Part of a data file
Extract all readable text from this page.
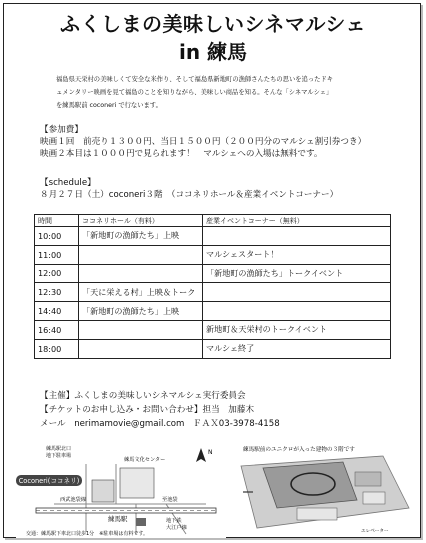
ふくしまの美味しいシネマルシェ
in 練馬
福島県天栄村の美味しくて安全な米作り、そして福島県新地町の漁師さんたちの思いを追ったドキ
ュメンタリー映画を見て福島のことを知りながら、美味しい商品を知る。そんな「シネマルシェ」
を練馬駅前 coconeri で行ないます。
【参加費】
映画１回　前売り１３００円、当日１５００円（２００円分のマルシェ割引券つき）
映画２本目は１０００円で見られます！　マルシェへの入場は無料です。
【schedule】
８月２７日（土）coconeri３階　（ココネリホール＆産業イベントコーナー）
時間	ココネリホール（有料）	産業イベントコーナー（無料）
10:00	「新地町の漁師たち」上映	
11:00		マルシェスタート！
12:00		「新地町の漁師たち」トークイベント
12:30	「天に栄える村」上映＆トーク	
14:40	「新地町の漁師たち」上映	
16:40		新地町＆天栄村のトークイベント
18:00		マルシェ終了
【主催】ふくしまの美味しいシネマルシェ実行委員会
【チケットのお申し込み・お問い合わせ】担当　加藤木
メール　nerimamovie@gmail.com　ＦＡＸ03-3978-4158
Coconeri(ココネリ)
練馬駅北口
地下駐車場
練馬文化センター
西武池袋線	至池袋
練馬駅	地下鉄
大江戸線
交通：練馬駅下車北口徒歩1分　※駐車場は有料です。
N	練馬駅前のユニクロが入った建物の３階です
エレベーター
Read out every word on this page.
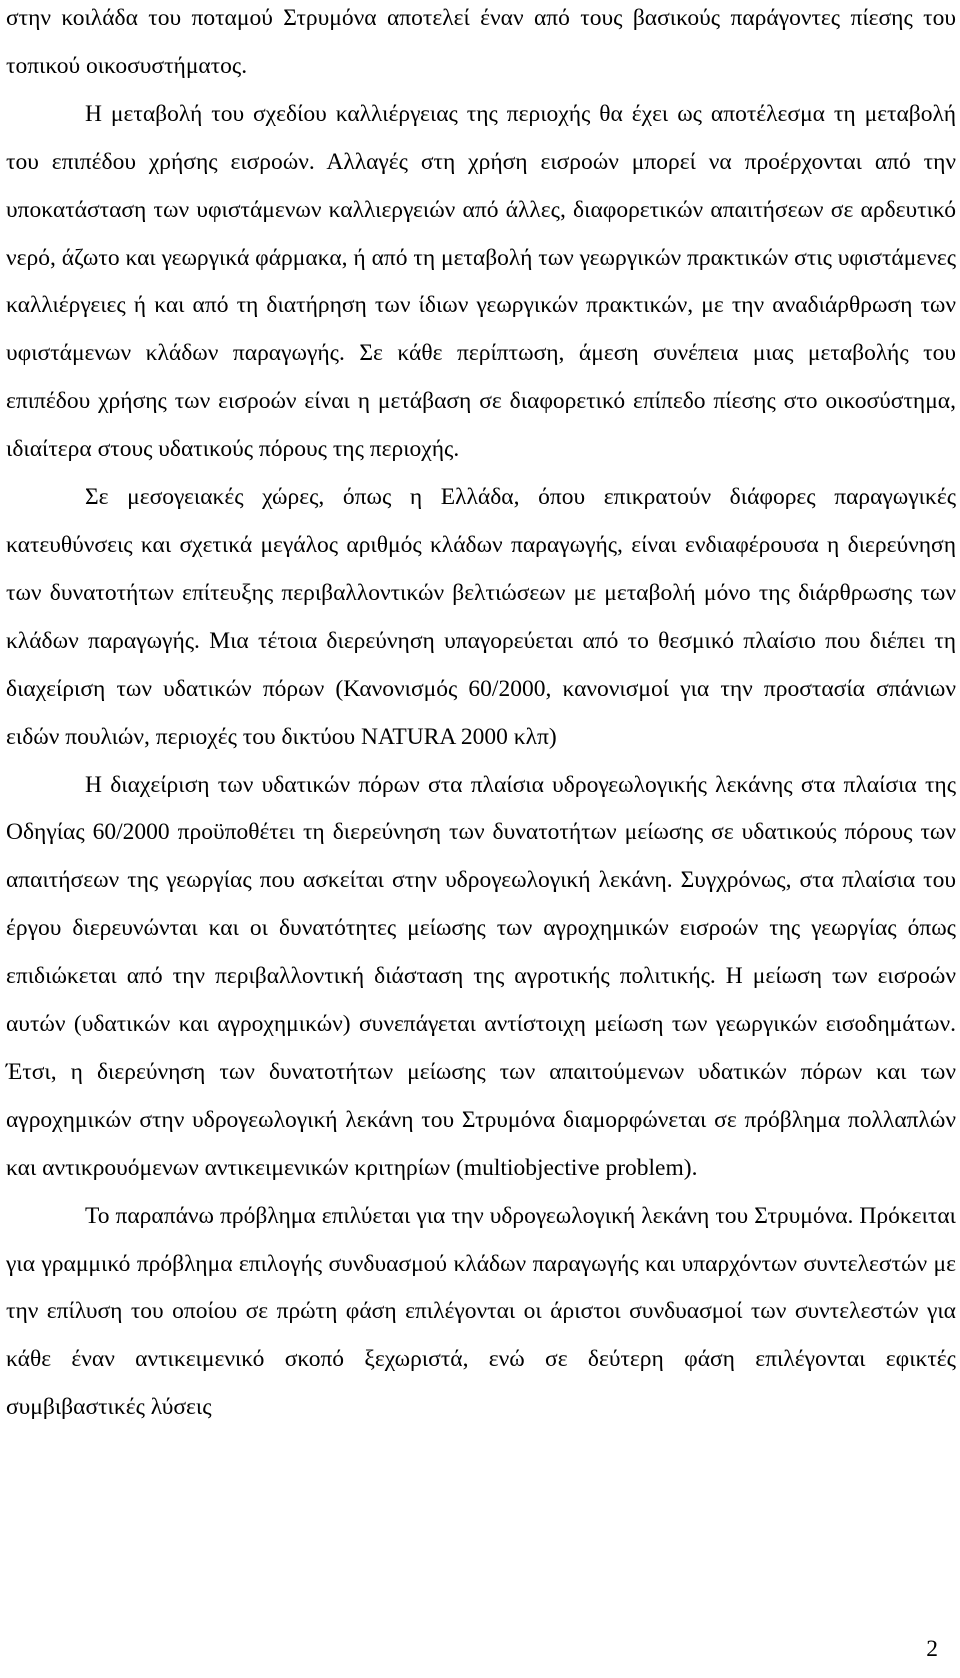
στην κοιλάδα του ποταμού Στρυμόνα αποτελεί έναν από τους βασικούς παράγοντες πίεσης του τοπικού οικοσυστήματος.

Η μεταβολή του σχεδίου καλλιέργειας της περιοχής θα έχει ως αποτέλεσμα τη μεταβολή του επιπέδου χρήσης εισροών. Αλλαγές στη χρήση εισροών μπορεί να προέρχονται από την υποκατάσταση των υφιστάμενων καλλιεργειών από άλλες, διαφορετικών απαιτήσεων σε αρδευτικό νερό, άζωτο και γεωργικά φάρμακα, ή από τη μεταβολή των γεωργικών πρακτικών στις υφιστάμενες καλλιέργειες ή και από τη διατήρηση των ίδιων γεωργικών πρακτικών, με την αναδιάρθρωση των υφιστάμενων κλάδων παραγωγής. Σε κάθε περίπτωση, άμεση συνέπεια μιας μεταβολής του επιπέδου χρήσης των εισροών είναι η μετάβαση σε διαφορετικό επίπεδο πίεσης στο οικοσύστημα, ιδιαίτερα στους υδατικούς πόρους της περιοχής.

Σε μεσογειακές χώρες, όπως η Ελλάδα, όπου επικρατούν διάφορες παραγωγικές κατευθύνσεις και σχετικά μεγάλος αριθμός κλάδων παραγωγής, είναι ενδιαφέρουσα η διερεύνηση των δυνατοτήτων επίτευξης περιβαλλοντικών βελτιώσεων με μεταβολή μόνο της διάρθρωσης των κλάδων παραγωγής. Μια τέτοια διερεύνηση υπαγορεύεται από το θεσμικό πλαίσιο που διέπει τη διαχείριση των υδατικών πόρων (Κανονισμός 60/2000, κανονισμοί για την προστασία σπάνιων ειδών πουλιών, περιοχές του δικτύου NATURA 2000 κλπ)

Η διαχείριση των υδατικών πόρων στα πλαίσια υδρογεωλογικής λεκάνης στα πλαίσια της Οδηγίας 60/2000 προϋποθέτει τη διερεύνηση των δυνατοτήτων μείωσης σε υδατικούς πόρους των απαιτήσεων της γεωργίας που ασκείται στην υδρογεωλογική λεκάνη. Συγχρόνως, στα πλαίσια του έργου διερευνώνται και οι δυνατότητες μείωσης των αγροχημικών εισροών της γεωργίας όπως επιδιώκεται από την περιβαλλοντική διάσταση της αγροτικής πολιτικής. Η μείωση των εισροών αυτών (υδατικών και αγροχημικών) συνεπάγεται αντίστοιχη μείωση των γεωργικών εισοδημάτων. Έτσι, η διερεύνηση των δυνατοτήτων μείωσης των απαιτούμενων υδατικών πόρων και των αγροχημικών στην υδρογεωλογική λεκάνη του Στρυμόνα διαμορφώνεται σε πρόβλημα πολλαπλών και αντικρουόμενων αντικειμενικών κριτηρίων (multiobjective problem).

Το παραπάνω πρόβλημα επιλύεται για την υδρογεωλογική λεκάνη του Στρυμόνα. Πρόκειται για γραμμικό πρόβλημα επιλογής συνδυασμού κλάδων παραγωγής και υπαρχόντων συντελεστών με την επίλυση του οποίου σε πρώτη φάση επιλέγονται οι άριστοι συνδυασμοί των συντελεστών για κάθε έναν αντικειμενικό σκοπό ξεχωριστά, ενώ σε δεύτερη φάση επιλέγονται εφικτές συμβιβαστικές λύσεις

2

Problem to work on:
Work through the records line by line and tally those with the word "ココネリホール". Report only the total.

Solution for this task:
2